Problem to solve:
Read through the data and report every line in which the word "JSON" occurs.

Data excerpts
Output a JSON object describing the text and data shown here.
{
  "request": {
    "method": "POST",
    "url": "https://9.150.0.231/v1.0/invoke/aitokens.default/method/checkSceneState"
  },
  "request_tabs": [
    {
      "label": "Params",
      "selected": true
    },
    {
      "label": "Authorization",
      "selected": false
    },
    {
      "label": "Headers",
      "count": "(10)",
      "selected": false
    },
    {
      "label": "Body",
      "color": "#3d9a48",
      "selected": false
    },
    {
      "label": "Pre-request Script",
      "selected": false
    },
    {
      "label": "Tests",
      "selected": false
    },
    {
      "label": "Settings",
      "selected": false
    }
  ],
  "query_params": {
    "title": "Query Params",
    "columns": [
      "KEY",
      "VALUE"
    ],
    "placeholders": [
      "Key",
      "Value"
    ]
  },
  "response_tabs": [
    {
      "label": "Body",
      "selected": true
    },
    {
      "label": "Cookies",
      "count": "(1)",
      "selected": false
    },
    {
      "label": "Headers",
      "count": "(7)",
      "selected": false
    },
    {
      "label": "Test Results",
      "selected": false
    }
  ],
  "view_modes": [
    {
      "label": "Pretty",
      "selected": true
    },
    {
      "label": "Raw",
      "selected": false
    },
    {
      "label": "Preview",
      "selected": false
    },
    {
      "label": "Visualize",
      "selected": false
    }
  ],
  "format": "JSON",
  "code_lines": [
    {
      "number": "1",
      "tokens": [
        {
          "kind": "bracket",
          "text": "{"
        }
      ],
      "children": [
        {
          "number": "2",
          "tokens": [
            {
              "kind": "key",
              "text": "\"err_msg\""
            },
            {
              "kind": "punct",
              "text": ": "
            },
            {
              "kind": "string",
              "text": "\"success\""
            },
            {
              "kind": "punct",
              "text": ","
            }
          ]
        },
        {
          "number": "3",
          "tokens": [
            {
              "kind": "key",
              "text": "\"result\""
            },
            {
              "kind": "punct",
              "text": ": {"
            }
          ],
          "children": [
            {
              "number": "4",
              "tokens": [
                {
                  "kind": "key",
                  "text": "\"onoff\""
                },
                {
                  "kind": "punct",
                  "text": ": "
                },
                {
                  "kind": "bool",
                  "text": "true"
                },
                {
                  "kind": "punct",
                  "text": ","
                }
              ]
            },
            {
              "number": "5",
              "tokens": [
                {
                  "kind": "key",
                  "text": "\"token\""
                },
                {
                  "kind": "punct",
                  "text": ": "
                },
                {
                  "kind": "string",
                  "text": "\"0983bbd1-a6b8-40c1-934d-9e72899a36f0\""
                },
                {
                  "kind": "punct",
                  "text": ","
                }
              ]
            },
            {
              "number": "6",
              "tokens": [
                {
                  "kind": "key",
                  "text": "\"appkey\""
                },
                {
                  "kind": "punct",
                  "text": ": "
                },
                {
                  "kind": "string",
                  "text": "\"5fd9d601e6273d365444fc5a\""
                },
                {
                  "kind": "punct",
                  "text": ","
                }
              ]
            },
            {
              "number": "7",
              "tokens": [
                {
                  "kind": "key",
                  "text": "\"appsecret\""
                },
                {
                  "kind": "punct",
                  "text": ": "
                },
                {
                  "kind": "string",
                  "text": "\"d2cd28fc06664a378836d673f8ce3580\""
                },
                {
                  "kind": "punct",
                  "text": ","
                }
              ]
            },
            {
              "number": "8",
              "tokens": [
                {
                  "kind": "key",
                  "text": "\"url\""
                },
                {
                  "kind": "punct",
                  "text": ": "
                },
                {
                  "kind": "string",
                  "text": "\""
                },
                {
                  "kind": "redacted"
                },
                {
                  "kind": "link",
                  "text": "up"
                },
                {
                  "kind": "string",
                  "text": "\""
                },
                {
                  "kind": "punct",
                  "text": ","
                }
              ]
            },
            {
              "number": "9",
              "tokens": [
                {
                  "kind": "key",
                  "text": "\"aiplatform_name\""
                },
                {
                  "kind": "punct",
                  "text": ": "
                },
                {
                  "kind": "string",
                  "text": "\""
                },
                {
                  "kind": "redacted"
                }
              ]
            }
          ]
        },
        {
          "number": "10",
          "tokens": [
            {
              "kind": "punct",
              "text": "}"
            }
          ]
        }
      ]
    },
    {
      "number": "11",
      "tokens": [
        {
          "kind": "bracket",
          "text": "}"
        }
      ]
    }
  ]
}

Result:
Output a JSON object describing the text and data shown here.
  "format": "JSON",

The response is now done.